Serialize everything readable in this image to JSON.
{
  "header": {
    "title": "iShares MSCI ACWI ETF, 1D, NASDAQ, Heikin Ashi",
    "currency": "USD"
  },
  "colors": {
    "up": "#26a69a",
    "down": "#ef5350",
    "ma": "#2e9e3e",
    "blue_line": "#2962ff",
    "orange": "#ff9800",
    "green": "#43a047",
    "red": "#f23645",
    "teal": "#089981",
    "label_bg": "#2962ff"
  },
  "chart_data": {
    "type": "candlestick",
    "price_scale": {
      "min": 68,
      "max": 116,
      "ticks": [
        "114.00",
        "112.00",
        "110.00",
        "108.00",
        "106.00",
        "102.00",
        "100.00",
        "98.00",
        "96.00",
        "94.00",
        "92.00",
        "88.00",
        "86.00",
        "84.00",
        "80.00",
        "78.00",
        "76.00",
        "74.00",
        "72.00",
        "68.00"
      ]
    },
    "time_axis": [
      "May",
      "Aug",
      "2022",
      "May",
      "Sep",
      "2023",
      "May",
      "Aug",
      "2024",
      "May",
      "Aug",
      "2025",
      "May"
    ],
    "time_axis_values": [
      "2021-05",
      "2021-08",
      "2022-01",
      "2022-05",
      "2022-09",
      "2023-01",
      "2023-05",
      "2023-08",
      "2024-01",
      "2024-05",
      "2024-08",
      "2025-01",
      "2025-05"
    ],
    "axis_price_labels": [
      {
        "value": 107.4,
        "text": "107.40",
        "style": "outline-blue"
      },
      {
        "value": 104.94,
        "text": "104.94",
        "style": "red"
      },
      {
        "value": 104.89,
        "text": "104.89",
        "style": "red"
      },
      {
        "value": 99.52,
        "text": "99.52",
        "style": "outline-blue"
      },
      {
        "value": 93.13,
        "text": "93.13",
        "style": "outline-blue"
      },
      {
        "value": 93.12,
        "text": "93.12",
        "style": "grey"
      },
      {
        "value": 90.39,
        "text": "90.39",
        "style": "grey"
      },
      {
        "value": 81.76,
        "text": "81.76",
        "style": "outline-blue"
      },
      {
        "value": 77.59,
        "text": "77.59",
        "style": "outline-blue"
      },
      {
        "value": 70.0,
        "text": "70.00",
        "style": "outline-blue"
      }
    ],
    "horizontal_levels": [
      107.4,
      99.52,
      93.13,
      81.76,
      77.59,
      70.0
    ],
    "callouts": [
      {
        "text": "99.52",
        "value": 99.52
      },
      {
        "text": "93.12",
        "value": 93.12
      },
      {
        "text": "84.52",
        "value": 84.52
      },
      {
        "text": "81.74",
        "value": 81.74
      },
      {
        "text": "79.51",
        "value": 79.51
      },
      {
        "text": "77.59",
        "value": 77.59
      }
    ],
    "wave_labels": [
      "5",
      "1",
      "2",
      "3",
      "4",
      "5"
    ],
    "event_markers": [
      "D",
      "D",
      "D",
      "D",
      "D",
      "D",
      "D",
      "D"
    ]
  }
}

=-=-=-=-=

→ **Prompt**: Reproduce each entry from the records above, character for character.

→ **Correct response**:
Serialize everything readable in this image to JSON.
{
  "header": {
    "title": "iShares MSCI ACWI ETF, 1D, NASDAQ, Heikin Ashi",
    "currency": "USD"
  },
  "colors": {
    "up": "#26a69a",
    "down": "#ef5350",
    "ma": "#2e9e3e",
    "blue_line": "#2962ff",
    "orange": "#ff9800",
    "green": "#43a047",
    "red": "#f23645",
    "teal": "#089981",
    "label_bg": "#2962ff"
  },
  "chart_data": {
    "type": "candlestick",
    "price_scale": {
      "min": 68,
      "max": 116,
      "ticks": [
        "114.00",
        "112.00",
        "110.00",
        "108.00",
        "106.00",
        "102.00",
        "100.00",
        "98.00",
        "96.00",
        "94.00",
        "92.00",
        "88.00",
        "86.00",
        "84.00",
        "80.00",
        "78.00",
        "76.00",
        "74.00",
        "72.00",
        "68.00"
      ]
    },
    "time_axis": [
      "May",
      "Aug",
      "2022",
      "May",
      "Sep",
      "2023",
      "May",
      "Aug",
      "2024",
      "May",
      "Aug",
      "2025",
      "May"
    ],
    "time_axis_values": [
      "2021-05",
      "2021-08",
      "2022-01",
      "2022-05",
      "2022-09",
      "2023-01",
      "2023-05",
      "2023-08",
      "2024-01",
      "2024-05",
      "2024-08",
      "2025-01",
      "2025-05"
    ],
    "axis_price_labels": [
      {
        "value": 107.4,
        "text": "107.40",
        "style": "outline-blue"
      },
      {
        "value": 104.94,
        "text": "104.94",
        "style": "red"
      },
      {
        "value": 104.89,
        "text": "104.89",
        "style": "red"
      },
      {
        "value": 99.52,
        "text": "99.52",
        "style": "outline-blue"
      },
      {
        "value": 93.13,
        "text": "93.13",
        "style": "outline-blue"
      },
      {
        "value": 93.12,
        "text": "93.12",
        "style": "grey"
      },
      {
        "value": 90.39,
        "text": "90.39",
        "style": "grey"
      },
      {
        "value": 81.76,
        "text": "81.76",
        "style": "outline-blue"
      },
      {
        "value": 77.59,
        "text": "77.59",
        "style": "outline-blue"
      },
      {
        "value": 70.0,
        "text": "70.00",
        "style": "outline-blue"
      }
    ],
    "horizontal_levels": [
      107.4,
      99.52,
      93.13,
      81.76,
      77.59,
      70.0
    ],
    "callouts": [
      {
        "text": "99.52",
        "value": 99.52
      },
      {
        "text": "93.12",
        "value": 93.12
      },
      {
        "text": "84.52",
        "value": 84.52
      },
      {
        "text": "81.74",
        "value": 81.74
      },
      {
        "text": "79.51",
        "value": 79.51
      },
      {
        "text": "77.59",
        "value": 77.59
      }
    ],
    "wave_labels": [
      "5",
      "1",
      "2",
      "3",
      "4",
      "5"
    ],
    "event_markers": [
      "D",
      "D",
      "D",
      "D",
      "D",
      "D",
      "D",
      "D"
    ]
  }
}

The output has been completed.